■ YOUR TASK ■
Work through the data line by line, gathering every line that has the word "REGND".

■ Raw records ■
------------
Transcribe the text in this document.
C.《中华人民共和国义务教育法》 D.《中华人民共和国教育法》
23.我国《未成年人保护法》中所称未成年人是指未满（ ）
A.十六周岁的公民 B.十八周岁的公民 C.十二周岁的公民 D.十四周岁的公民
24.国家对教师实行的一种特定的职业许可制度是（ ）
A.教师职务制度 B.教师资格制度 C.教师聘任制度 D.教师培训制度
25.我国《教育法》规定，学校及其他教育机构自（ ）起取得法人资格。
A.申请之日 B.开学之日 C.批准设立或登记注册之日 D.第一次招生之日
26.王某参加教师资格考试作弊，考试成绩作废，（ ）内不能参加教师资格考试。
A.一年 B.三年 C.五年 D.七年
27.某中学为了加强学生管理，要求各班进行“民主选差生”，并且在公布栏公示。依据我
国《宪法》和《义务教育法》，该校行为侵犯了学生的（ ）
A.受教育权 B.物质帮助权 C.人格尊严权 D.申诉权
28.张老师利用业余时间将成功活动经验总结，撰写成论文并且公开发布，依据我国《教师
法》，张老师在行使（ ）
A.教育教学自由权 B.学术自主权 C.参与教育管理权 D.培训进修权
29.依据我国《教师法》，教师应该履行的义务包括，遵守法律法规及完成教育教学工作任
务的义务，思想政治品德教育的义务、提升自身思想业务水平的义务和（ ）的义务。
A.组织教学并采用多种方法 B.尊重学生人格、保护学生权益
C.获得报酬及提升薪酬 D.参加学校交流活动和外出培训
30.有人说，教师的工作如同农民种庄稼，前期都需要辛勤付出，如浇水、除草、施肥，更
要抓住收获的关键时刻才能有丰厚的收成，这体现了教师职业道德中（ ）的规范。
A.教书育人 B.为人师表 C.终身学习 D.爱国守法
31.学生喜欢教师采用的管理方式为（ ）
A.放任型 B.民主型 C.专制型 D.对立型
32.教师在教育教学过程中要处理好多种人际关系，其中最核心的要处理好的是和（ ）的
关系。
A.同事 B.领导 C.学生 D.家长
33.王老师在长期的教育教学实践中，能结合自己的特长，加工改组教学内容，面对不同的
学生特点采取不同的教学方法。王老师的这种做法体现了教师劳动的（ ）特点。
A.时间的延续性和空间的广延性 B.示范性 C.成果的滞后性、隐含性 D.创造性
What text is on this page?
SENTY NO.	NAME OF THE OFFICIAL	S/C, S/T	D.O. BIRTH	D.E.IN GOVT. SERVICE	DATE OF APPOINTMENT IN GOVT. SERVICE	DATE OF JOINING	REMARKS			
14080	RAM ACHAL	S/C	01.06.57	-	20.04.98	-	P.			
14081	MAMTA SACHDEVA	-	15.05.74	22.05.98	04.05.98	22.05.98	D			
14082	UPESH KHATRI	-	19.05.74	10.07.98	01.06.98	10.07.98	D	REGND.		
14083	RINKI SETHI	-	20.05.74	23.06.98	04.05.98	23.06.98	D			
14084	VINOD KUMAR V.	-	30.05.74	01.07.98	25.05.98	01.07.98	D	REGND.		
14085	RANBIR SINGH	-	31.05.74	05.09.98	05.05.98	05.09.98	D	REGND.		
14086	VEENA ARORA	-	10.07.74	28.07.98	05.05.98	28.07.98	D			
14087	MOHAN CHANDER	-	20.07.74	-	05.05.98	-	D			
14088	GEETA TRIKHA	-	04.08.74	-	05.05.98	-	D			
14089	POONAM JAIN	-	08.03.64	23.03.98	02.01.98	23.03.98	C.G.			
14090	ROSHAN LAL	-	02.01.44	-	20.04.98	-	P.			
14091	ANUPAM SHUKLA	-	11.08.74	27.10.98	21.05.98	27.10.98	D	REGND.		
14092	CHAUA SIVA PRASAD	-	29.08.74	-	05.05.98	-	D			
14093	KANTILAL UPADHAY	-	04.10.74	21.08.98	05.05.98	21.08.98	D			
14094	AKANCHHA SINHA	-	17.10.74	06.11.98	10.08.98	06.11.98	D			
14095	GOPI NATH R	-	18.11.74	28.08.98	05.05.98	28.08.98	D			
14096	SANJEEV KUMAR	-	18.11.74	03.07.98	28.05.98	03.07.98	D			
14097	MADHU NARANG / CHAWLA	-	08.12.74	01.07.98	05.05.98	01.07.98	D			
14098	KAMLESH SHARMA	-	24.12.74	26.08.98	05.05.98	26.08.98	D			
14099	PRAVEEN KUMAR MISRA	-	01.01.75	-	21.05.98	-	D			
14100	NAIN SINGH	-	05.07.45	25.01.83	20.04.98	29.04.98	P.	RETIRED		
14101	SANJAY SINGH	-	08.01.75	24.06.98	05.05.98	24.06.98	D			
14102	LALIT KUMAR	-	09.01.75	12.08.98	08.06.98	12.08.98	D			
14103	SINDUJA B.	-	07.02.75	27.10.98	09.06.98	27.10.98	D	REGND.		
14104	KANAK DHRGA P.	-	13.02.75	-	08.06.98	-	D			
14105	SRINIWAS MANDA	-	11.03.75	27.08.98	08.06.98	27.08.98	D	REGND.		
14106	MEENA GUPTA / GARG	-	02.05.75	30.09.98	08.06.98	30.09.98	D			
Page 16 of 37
------------
■ RESULT OF THIS TASK ■
14082	UPESH KHATRI	-	19.05.74	10.07.98	01.06.98	10.07.98	D	REGND.		
14084	VINOD KUMAR V.	-	30.05.74	01.07.98	25.05.98	01.07.98	D	REGND.		
14085	RANBIR SINGH	-	31.05.74	05.09.98	05.05.98	05.09.98	D	REGND.		
14091	ANUPAM SHUKLA	-	11.08.74	27.10.98	21.05.98	27.10.98	D	REGND.		
14103	SINDUJA B.	-	07.02.75	27.10.98	09.06.98	27.10.98	D	REGND.		
14105	SRINIWAS MANDA	-	11.03.75	27.08.98	08.06.98	27.08.98	D	REGND.		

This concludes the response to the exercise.